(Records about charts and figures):
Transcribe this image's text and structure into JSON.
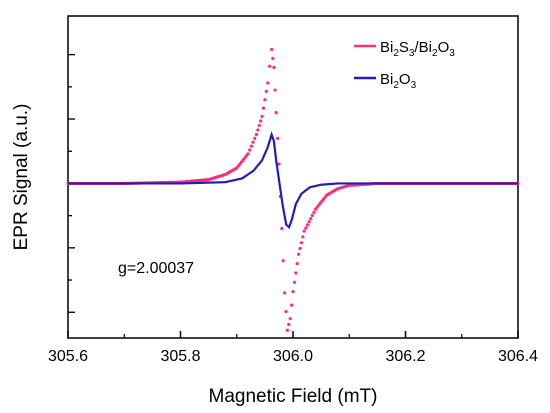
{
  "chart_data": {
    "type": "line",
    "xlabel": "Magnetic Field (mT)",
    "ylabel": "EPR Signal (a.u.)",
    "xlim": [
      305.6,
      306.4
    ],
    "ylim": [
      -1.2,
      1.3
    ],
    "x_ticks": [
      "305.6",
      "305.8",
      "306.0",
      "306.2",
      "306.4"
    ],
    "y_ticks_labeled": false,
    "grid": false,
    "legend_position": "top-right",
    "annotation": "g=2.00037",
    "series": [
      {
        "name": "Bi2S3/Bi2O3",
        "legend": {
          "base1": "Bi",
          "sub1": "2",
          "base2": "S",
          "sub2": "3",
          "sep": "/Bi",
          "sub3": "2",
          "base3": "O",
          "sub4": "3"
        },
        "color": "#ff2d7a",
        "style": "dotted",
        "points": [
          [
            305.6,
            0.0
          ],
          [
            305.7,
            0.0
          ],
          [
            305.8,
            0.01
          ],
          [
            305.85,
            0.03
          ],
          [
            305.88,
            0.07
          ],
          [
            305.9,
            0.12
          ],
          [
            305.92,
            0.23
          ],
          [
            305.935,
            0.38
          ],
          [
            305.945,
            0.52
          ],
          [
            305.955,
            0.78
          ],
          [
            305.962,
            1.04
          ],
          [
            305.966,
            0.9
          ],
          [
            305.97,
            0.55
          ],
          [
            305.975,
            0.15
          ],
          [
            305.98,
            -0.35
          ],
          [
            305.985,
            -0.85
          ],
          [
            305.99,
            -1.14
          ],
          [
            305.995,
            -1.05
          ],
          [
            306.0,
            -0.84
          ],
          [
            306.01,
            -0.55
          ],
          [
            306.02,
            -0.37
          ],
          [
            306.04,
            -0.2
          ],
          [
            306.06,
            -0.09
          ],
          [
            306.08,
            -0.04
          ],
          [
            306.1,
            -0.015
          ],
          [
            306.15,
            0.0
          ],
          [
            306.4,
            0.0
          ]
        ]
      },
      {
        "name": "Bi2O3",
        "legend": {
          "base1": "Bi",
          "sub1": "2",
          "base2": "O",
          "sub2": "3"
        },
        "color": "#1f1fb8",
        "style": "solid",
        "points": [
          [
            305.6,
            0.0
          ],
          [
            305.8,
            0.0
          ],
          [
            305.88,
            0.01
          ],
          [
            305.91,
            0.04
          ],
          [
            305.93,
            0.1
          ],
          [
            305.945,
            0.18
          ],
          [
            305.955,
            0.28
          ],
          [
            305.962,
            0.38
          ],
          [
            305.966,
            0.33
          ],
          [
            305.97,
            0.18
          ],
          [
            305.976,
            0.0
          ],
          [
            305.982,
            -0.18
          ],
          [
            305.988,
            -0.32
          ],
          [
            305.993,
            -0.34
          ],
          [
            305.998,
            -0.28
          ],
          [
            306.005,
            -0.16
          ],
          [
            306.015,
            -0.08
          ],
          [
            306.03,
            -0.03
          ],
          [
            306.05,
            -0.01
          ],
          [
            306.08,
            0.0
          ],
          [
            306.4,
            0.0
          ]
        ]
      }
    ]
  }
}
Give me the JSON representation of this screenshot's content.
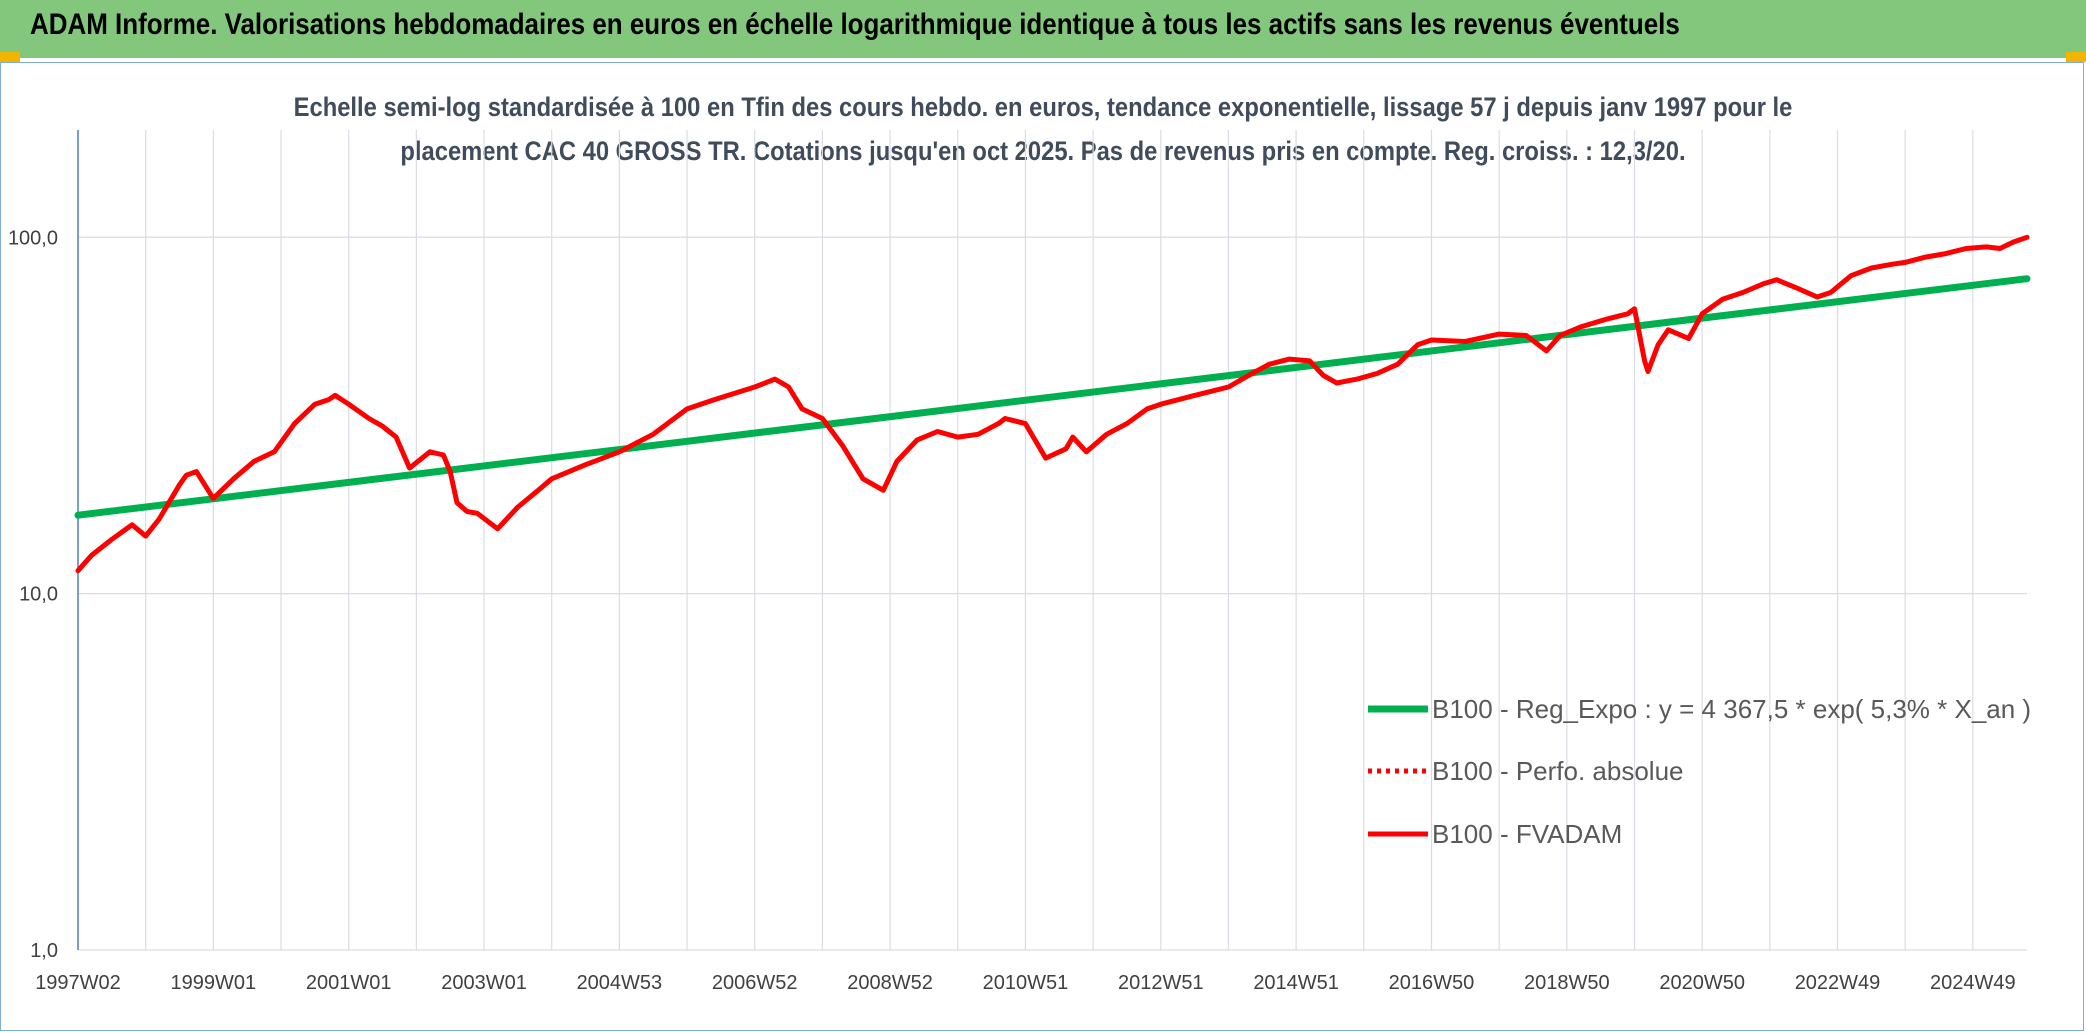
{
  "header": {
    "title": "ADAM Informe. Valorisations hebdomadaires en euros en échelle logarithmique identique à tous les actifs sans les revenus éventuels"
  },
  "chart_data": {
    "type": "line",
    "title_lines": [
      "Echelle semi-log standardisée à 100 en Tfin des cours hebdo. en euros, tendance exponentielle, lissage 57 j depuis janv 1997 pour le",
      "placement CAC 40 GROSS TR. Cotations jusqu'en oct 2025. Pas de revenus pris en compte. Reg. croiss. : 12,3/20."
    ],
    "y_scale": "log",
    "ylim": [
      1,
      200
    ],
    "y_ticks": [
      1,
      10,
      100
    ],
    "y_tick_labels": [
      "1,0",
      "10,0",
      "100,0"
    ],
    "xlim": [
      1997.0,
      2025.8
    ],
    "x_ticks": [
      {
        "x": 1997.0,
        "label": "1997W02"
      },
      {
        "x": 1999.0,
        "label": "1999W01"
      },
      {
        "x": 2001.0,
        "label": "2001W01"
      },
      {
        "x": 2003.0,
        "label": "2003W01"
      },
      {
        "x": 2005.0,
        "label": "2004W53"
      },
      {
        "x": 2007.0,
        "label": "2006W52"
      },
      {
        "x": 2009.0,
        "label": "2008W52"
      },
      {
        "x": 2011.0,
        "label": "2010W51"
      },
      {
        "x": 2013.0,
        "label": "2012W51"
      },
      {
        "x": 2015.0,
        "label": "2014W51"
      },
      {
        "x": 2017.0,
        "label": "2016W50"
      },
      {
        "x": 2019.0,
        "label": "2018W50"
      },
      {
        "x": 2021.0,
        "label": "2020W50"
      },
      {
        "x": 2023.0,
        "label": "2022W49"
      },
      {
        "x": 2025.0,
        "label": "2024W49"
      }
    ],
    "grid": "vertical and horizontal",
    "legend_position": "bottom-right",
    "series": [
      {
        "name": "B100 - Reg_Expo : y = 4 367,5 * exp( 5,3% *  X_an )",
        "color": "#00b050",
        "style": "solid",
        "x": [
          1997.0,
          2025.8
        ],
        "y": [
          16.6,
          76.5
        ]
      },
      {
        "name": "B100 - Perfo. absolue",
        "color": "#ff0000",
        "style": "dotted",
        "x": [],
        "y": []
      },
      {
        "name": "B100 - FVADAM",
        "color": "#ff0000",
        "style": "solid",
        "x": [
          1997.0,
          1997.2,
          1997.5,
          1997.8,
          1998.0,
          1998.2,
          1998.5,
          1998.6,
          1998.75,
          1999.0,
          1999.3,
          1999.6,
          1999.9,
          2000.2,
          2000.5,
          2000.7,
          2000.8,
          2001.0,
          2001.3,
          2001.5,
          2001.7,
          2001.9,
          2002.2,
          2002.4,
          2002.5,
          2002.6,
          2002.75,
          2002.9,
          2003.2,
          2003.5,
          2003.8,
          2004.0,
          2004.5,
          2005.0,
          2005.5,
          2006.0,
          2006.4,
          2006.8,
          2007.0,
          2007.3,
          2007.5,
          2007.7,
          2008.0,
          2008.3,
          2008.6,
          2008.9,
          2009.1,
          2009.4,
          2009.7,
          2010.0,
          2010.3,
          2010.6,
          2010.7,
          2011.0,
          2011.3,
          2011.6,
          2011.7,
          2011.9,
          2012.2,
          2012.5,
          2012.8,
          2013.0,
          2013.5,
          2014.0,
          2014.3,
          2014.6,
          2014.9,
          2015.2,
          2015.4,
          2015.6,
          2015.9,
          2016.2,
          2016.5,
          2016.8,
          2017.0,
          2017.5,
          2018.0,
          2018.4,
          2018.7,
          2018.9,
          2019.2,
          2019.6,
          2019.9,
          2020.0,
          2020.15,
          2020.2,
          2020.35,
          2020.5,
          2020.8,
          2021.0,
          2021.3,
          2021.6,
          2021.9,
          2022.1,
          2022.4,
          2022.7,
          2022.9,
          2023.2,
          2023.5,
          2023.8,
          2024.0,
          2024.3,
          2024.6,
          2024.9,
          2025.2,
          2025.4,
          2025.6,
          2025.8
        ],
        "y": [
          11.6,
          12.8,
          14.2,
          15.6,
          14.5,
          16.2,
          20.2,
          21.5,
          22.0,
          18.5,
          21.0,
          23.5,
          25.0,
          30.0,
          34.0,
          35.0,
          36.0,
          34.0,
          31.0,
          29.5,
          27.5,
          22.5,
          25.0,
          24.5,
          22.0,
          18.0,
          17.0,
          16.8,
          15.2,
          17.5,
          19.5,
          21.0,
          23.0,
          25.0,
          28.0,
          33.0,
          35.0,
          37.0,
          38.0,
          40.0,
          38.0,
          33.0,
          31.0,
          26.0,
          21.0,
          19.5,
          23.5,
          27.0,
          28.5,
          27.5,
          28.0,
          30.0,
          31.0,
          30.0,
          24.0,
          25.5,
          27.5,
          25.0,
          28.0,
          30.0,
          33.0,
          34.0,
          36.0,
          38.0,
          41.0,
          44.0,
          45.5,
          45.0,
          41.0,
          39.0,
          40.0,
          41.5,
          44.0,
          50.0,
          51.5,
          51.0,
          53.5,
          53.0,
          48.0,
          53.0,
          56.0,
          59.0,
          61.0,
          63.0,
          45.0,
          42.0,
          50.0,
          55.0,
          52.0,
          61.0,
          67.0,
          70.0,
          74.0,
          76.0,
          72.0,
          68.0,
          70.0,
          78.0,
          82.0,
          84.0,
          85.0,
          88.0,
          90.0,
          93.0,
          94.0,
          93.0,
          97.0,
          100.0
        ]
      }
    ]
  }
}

(BRIEF): Go through the records and gather the lines that hold "this".

(FINISHED EXERCISE):
Transcribe this image's text and structure into JSON.
Give me the JSON representation of this screenshot's content.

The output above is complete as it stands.